[Data records]
###
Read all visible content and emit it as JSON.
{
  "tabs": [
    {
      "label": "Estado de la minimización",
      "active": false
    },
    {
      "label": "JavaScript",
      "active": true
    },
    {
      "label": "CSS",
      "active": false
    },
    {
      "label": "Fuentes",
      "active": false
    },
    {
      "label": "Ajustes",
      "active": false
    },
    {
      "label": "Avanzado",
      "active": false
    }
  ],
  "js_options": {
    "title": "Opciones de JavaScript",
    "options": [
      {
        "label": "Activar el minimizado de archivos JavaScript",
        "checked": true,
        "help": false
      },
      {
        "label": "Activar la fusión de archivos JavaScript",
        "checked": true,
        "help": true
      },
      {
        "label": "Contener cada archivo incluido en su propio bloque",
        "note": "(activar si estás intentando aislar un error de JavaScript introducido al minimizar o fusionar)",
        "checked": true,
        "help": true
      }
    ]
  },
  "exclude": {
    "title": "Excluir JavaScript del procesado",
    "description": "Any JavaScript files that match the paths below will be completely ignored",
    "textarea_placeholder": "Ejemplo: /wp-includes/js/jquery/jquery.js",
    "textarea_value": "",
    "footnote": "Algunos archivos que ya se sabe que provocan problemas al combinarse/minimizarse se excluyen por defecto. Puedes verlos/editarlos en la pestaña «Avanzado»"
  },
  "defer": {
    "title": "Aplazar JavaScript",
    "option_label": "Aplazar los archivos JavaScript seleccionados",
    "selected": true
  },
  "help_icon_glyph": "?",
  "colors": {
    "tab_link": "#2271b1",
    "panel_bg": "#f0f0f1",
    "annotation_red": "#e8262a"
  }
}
###
WHAT IS ASKED - Write the whole listing out again. Keep every line exactly as it is.

ANSWER FOR THIS EXERCISE -
Read all visible content and emit it as JSON.
{
  "tabs": [
    {
      "label": "Estado de la minimización",
      "active": false
    },
    {
      "label": "JavaScript",
      "active": true
    },
    {
      "label": "CSS",
      "active": false
    },
    {
      "label": "Fuentes",
      "active": false
    },
    {
      "label": "Ajustes",
      "active": false
    },
    {
      "label": "Avanzado",
      "active": false
    }
  ],
  "js_options": {
    "title": "Opciones de JavaScript",
    "options": [
      {
        "label": "Activar el minimizado de archivos JavaScript",
        "checked": true,
        "help": false
      },
      {
        "label": "Activar la fusión de archivos JavaScript",
        "checked": true,
        "help": true
      },
      {
        "label": "Contener cada archivo incluido en su propio bloque",
        "note": "(activar si estás intentando aislar un error de JavaScript introducido al minimizar o fusionar)",
        "checked": true,
        "help": true
      }
    ]
  },
  "exclude": {
    "title": "Excluir JavaScript del procesado",
    "description": "Any JavaScript files that match the paths below will be completely ignored",
    "textarea_placeholder": "Ejemplo: /wp-includes/js/jquery/jquery.js",
    "textarea_value": "",
    "footnote": "Algunos archivos que ya se sabe que provocan problemas al combinarse/minimizarse se excluyen por defecto. Puedes verlos/editarlos en la pestaña «Avanzado»"
  },
  "defer": {
    "title": "Aplazar JavaScript",
    "option_label": "Aplazar los archivos JavaScript seleccionados",
    "selected": true
  },
  "help_icon_glyph": "?",
  "colors": {
    "tab_link": "#2271b1",
    "panel_bg": "#f0f0f1",
    "annotation_red": "#e8262a"
  }
}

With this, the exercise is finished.